- Task objective
Pull every "ylabel" line out of the data below.

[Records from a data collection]
=======
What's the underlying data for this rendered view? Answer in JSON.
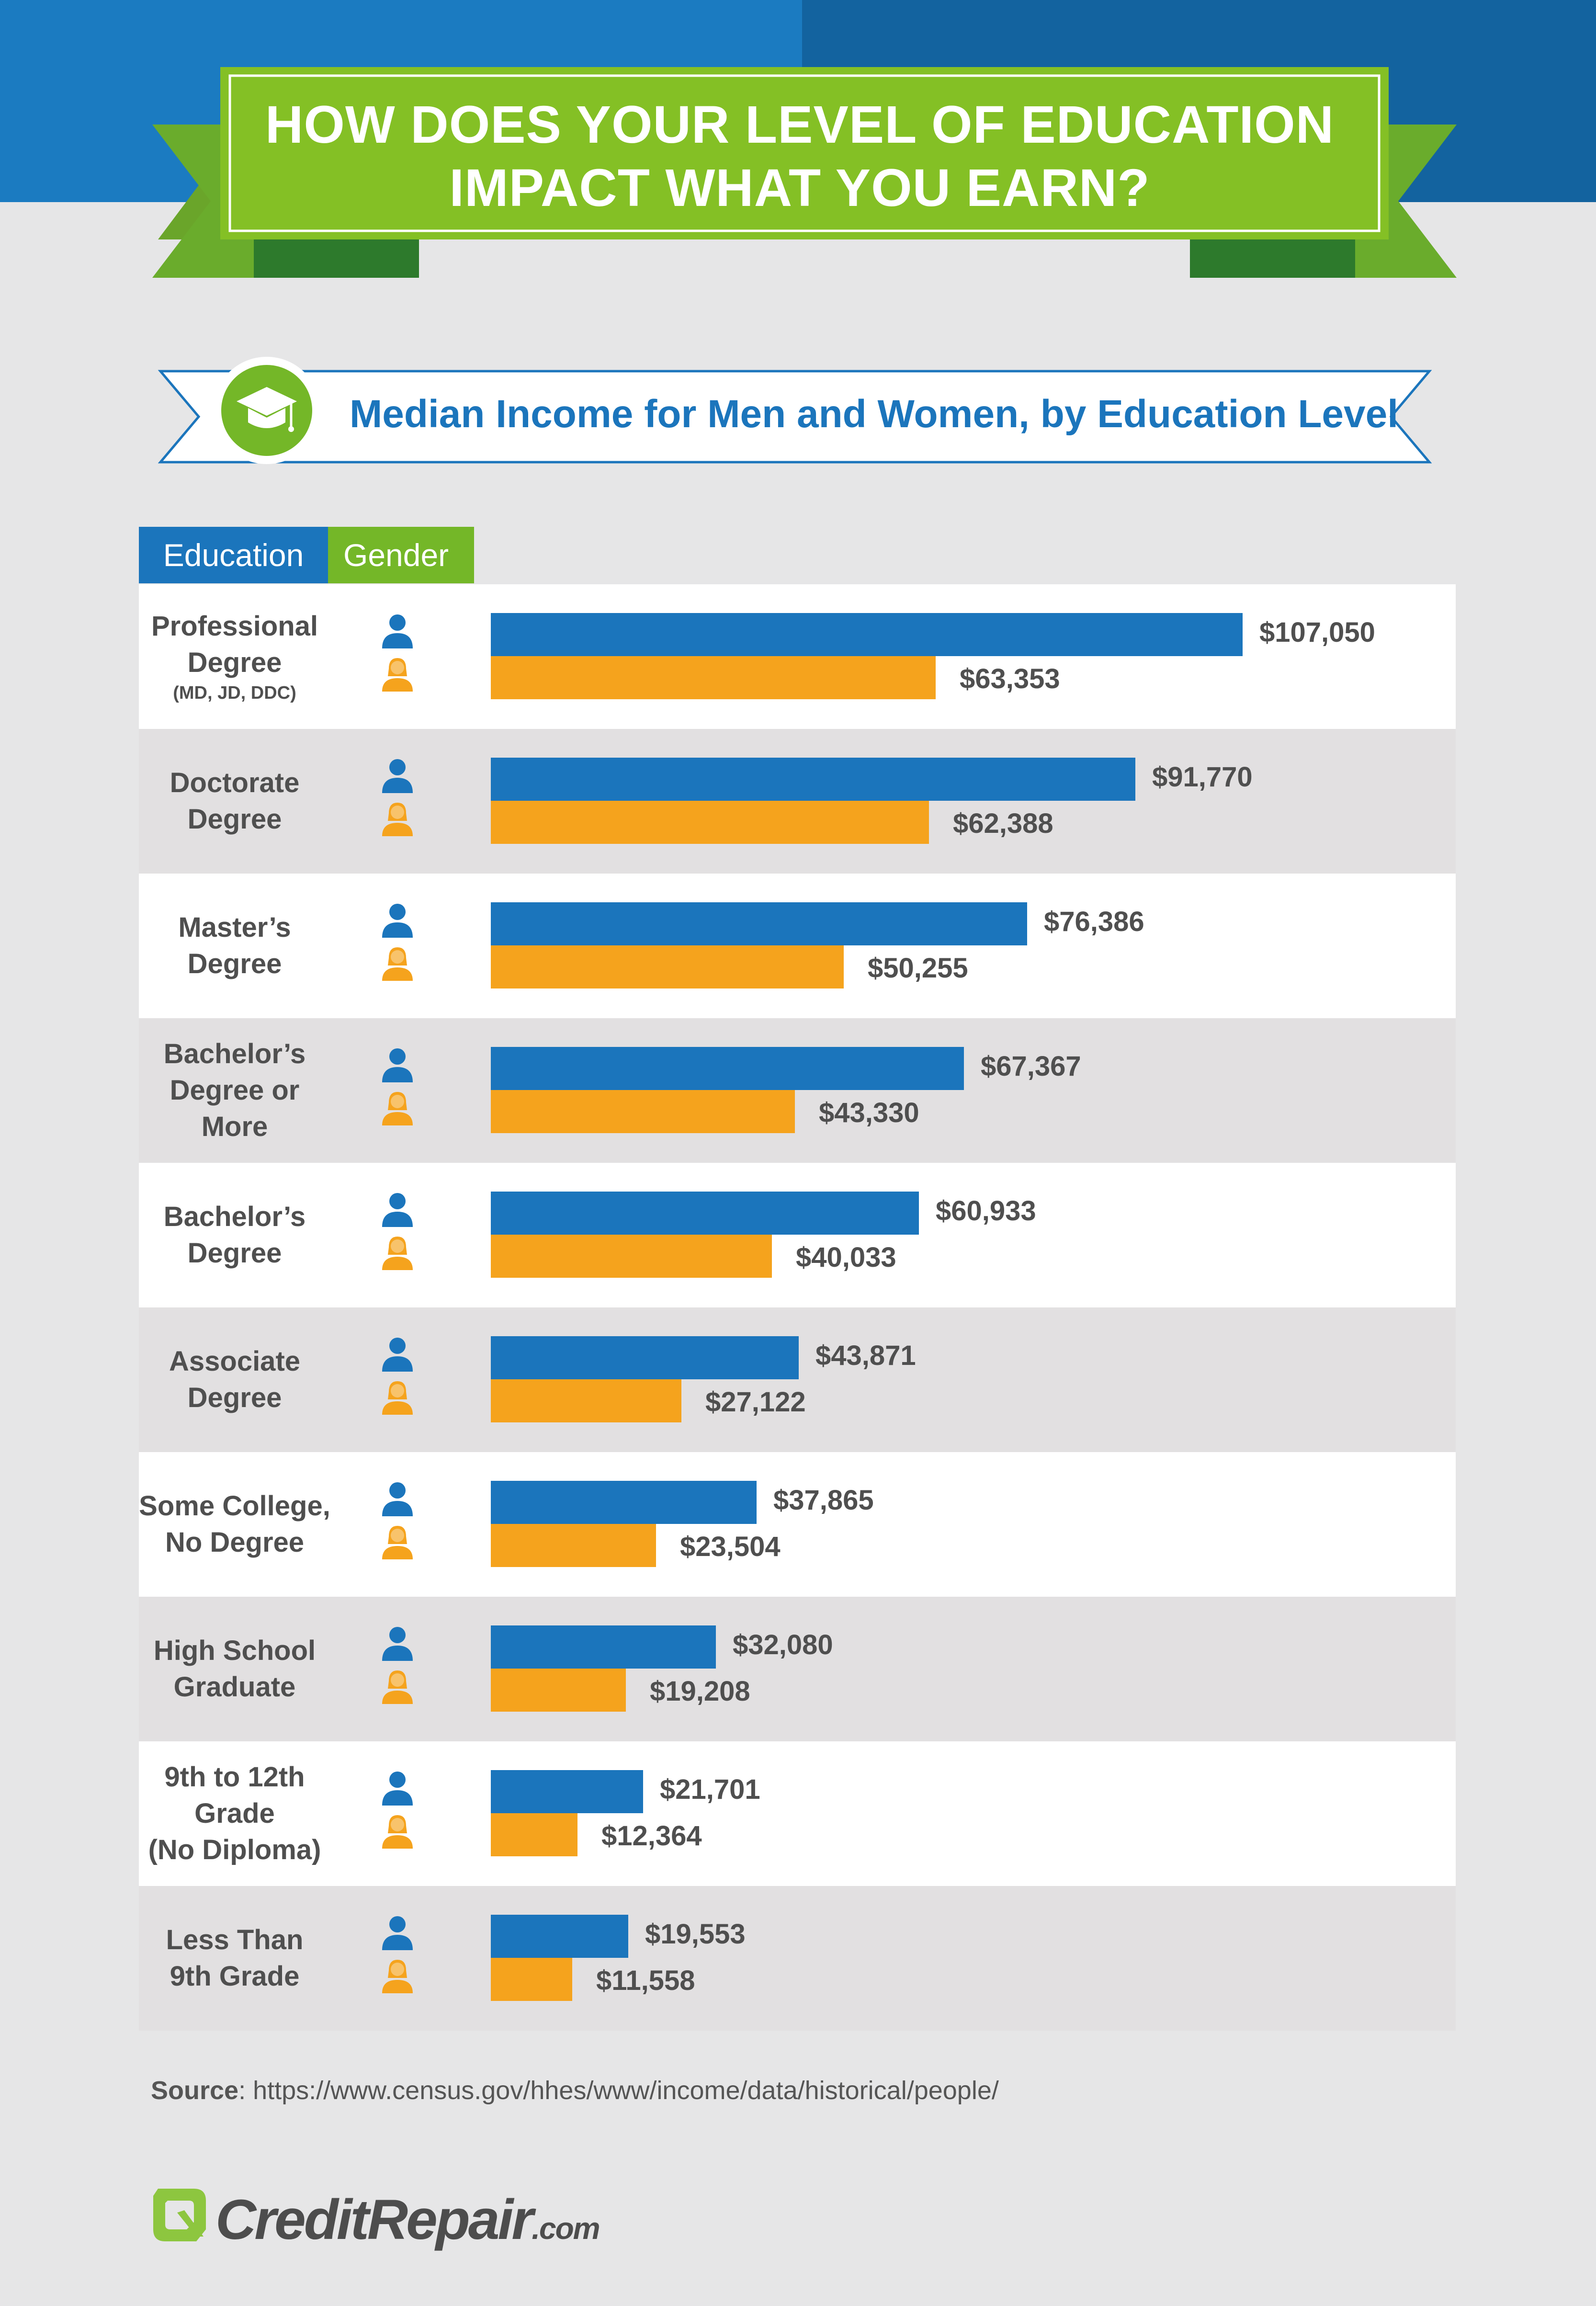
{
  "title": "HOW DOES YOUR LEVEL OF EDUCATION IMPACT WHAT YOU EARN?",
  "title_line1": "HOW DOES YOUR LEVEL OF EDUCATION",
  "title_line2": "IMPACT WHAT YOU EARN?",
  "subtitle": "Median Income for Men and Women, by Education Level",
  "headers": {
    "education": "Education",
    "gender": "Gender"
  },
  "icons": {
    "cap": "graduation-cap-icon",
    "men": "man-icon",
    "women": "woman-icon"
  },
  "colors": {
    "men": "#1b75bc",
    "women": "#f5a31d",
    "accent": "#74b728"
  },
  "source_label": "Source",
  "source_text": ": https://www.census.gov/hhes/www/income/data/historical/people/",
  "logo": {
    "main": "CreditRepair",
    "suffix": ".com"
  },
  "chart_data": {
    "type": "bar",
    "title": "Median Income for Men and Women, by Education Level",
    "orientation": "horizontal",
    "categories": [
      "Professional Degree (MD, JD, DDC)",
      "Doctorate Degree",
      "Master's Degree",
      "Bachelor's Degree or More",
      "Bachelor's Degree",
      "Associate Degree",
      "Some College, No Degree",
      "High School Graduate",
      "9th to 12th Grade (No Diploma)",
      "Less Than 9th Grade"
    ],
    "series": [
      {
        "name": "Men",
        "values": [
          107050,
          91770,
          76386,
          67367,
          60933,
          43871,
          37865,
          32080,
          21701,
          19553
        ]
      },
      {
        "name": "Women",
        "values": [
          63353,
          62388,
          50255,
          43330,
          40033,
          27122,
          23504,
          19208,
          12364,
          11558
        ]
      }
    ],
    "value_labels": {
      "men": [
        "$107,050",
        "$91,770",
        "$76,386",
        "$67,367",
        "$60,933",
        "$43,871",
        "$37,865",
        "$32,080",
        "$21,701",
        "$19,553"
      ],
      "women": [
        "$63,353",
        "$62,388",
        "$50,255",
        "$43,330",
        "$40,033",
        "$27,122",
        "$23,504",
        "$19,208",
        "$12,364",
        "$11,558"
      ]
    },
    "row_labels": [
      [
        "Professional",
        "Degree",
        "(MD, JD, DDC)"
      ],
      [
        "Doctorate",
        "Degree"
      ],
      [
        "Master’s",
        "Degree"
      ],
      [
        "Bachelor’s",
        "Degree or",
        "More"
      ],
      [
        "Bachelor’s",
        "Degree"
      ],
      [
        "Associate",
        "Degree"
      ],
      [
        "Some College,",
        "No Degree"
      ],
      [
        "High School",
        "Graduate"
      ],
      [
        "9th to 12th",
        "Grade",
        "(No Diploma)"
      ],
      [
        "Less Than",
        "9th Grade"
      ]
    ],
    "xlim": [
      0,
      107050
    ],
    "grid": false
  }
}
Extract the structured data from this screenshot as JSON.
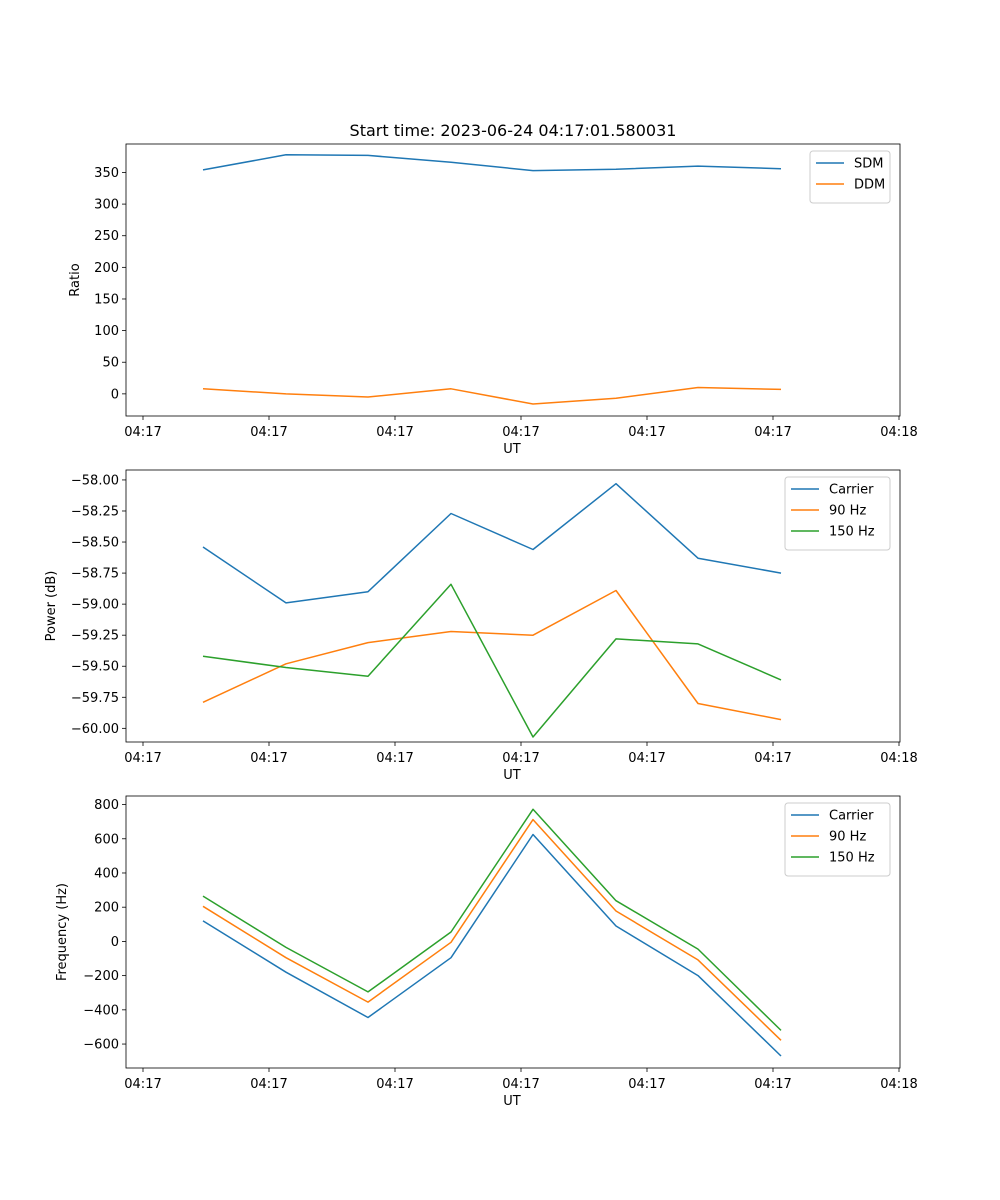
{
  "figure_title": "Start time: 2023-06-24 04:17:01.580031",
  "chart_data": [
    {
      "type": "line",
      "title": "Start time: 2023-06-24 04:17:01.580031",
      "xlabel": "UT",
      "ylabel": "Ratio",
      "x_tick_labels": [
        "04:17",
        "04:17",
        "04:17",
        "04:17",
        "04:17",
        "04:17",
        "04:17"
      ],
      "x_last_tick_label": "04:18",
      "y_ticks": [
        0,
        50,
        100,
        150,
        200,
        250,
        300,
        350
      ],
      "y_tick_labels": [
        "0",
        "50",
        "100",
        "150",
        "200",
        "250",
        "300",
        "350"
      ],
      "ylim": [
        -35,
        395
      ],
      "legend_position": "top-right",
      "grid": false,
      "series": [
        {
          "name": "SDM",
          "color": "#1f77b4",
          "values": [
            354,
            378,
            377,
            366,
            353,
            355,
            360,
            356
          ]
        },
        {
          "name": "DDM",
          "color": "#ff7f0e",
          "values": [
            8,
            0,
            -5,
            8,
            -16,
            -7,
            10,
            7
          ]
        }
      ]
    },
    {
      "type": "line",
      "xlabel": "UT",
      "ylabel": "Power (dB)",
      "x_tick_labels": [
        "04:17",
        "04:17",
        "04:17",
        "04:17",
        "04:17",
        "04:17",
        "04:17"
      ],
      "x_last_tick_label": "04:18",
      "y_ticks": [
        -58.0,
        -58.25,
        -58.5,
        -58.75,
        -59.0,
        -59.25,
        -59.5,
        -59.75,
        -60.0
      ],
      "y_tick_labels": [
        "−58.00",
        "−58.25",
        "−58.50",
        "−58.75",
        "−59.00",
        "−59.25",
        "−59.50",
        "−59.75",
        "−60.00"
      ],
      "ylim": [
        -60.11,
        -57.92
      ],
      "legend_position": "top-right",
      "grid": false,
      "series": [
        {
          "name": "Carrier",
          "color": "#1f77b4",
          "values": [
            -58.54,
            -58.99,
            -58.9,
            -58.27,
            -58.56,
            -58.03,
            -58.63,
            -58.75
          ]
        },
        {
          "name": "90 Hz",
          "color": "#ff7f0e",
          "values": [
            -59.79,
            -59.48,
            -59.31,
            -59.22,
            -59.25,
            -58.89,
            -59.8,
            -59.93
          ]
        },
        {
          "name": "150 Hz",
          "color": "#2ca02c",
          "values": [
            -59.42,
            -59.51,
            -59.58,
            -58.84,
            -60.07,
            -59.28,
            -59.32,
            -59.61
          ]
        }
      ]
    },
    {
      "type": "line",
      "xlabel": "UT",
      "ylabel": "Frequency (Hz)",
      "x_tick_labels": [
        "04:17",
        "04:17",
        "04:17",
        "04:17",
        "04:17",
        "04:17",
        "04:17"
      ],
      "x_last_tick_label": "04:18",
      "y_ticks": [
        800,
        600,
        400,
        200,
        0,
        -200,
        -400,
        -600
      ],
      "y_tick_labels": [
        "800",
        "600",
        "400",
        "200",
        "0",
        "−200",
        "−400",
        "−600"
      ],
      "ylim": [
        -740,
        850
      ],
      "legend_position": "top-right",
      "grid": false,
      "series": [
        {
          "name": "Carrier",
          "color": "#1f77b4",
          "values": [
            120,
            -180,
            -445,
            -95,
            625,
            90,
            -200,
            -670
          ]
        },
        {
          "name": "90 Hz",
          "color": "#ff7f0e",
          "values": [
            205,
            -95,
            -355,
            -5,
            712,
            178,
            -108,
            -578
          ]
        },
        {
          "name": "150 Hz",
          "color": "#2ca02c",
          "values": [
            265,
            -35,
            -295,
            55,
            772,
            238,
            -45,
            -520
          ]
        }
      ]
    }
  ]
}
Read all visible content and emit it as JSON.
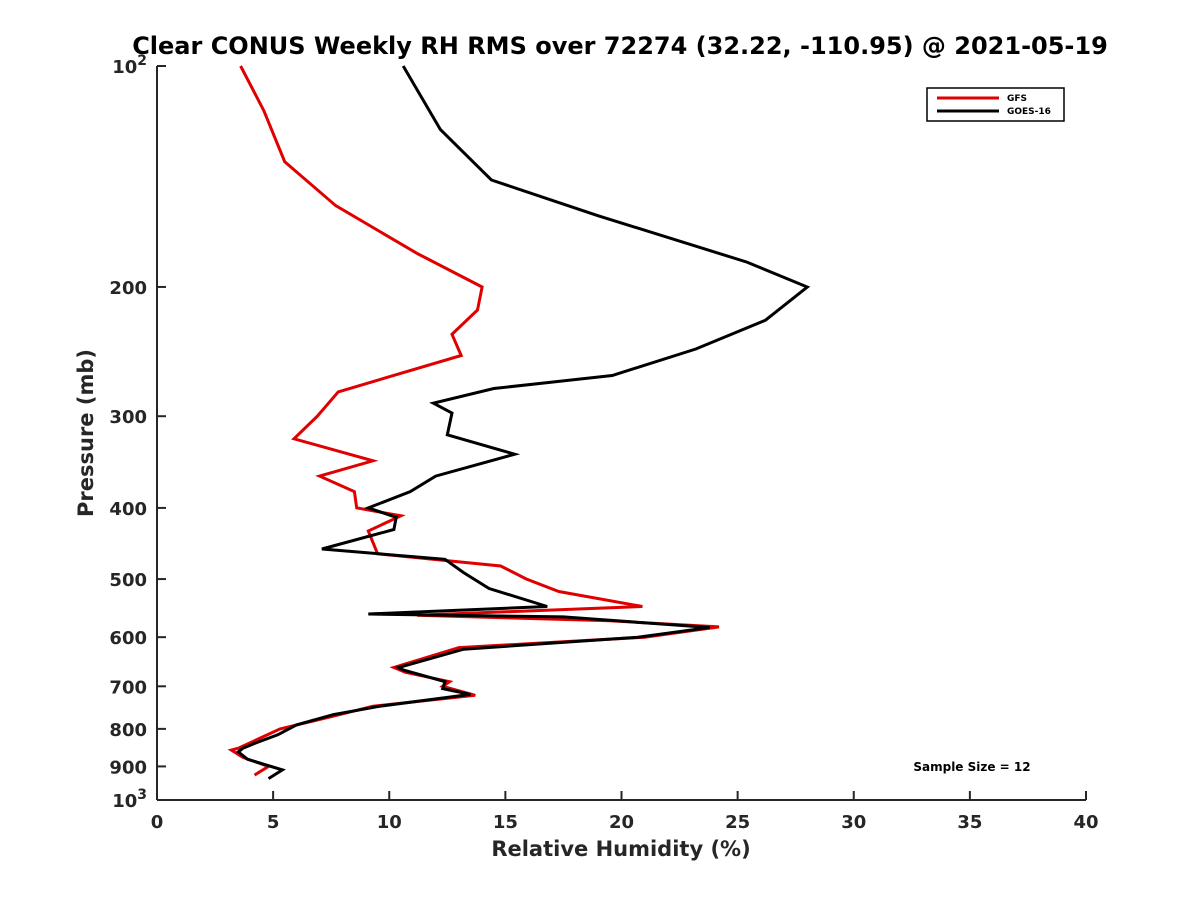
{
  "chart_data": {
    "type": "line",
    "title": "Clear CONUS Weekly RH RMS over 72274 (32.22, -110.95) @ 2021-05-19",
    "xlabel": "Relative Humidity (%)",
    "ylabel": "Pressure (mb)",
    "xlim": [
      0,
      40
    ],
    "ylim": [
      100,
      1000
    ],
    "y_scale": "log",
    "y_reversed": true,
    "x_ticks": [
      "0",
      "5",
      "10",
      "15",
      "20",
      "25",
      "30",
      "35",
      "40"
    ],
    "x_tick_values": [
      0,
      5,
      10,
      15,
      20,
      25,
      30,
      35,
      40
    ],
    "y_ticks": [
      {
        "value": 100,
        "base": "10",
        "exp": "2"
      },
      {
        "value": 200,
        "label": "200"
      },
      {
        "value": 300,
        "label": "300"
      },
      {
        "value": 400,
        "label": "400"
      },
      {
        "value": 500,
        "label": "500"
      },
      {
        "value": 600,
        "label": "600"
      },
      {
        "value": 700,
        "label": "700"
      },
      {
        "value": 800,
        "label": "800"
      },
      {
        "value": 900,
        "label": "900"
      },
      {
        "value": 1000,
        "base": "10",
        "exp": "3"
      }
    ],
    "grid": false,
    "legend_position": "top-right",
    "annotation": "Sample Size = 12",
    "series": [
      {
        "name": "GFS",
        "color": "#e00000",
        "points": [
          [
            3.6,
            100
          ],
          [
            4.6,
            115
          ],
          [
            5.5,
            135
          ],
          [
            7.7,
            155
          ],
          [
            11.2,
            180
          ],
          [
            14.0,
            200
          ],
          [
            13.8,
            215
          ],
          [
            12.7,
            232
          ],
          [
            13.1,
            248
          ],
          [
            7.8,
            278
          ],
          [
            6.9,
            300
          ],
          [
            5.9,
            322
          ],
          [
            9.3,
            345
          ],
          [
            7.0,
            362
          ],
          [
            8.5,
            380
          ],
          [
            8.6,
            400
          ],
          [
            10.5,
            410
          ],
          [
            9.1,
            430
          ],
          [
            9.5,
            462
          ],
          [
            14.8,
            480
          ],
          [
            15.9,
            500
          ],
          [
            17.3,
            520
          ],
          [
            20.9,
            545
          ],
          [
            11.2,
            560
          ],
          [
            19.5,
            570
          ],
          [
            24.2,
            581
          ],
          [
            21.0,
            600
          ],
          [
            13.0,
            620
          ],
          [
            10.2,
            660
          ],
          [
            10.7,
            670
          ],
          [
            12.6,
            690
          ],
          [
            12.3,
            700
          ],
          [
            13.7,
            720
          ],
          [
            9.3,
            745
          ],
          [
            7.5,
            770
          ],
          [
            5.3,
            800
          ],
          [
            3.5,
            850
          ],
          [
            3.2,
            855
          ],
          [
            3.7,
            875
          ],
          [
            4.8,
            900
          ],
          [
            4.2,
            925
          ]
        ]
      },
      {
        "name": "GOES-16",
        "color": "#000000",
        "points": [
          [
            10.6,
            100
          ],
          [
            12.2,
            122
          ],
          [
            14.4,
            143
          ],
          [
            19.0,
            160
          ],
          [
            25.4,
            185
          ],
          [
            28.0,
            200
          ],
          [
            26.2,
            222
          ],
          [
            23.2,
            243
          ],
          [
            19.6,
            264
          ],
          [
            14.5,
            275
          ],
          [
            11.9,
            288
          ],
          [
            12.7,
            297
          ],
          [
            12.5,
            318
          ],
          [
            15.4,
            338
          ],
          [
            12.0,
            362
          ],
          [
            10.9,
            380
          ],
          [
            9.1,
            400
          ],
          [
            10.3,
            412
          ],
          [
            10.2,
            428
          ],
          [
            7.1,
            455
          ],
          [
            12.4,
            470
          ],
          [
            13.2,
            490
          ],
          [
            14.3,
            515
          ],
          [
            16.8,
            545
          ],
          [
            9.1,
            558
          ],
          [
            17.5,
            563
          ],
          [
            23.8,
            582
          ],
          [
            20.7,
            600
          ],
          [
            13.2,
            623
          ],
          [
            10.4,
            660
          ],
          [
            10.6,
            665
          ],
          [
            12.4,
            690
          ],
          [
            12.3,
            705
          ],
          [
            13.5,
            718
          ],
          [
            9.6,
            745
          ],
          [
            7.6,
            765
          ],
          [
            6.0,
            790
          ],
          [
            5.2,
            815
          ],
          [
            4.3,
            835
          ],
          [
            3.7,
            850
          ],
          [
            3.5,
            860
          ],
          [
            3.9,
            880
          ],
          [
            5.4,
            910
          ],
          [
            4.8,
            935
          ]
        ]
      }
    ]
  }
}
=======
- Correct response
      "ylabel": "Ratio",
      "ylabel": "Power (dB)",
      "ylabel": "Frequency (Hz)",
    "ylabel": "Pressure (mb)",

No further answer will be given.